Given instruction
Leave the pictures out and print every record below exactly as it stands.

##############################

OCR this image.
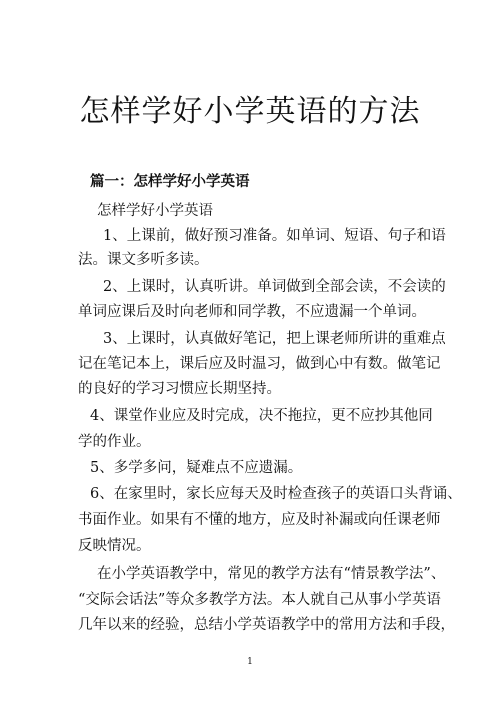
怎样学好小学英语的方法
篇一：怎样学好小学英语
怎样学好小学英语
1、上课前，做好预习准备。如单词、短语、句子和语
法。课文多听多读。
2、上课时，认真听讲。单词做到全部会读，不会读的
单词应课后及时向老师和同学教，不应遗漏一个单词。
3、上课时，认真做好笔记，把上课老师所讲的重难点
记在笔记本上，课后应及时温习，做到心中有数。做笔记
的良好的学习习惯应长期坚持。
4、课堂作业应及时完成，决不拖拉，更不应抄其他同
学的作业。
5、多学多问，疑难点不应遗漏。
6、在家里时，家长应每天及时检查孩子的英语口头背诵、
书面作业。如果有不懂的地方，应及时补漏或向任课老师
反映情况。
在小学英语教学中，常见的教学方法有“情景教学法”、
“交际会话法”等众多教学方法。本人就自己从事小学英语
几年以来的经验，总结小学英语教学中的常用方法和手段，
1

##############################

The completed task
OCR this image.
怎样学好小学英语的方法
篇一：怎样学好小学英语
怎样学好小学英语
1、上课前，做好预习准备。如单词、短语、句子和语
法。课文多听多读。
2、上课时，认真听讲。单词做到全部会读，不会读的
单词应课后及时向老师和同学教，不应遗漏一个单词。
3、上课时，认真做好笔记，把上课老师所讲的重难点
记在笔记本上，课后应及时温习，做到心中有数。做笔记
的良好的学习习惯应长期坚持。
4、课堂作业应及时完成，决不拖拉，更不应抄其他同
学的作业。
5、多学多问，疑难点不应遗漏。
6、在家里时，家长应每天及时检查孩子的英语口头背诵、
书面作业。如果有不懂的地方，应及时补漏或向任课老师
反映情况。
在小学英语教学中，常见的教学方法有“情景教学法”、
“交际会话法”等众多教学方法。本人就自己从事小学英语
几年以来的经验，总结小学英语教学中的常用方法和手段，
1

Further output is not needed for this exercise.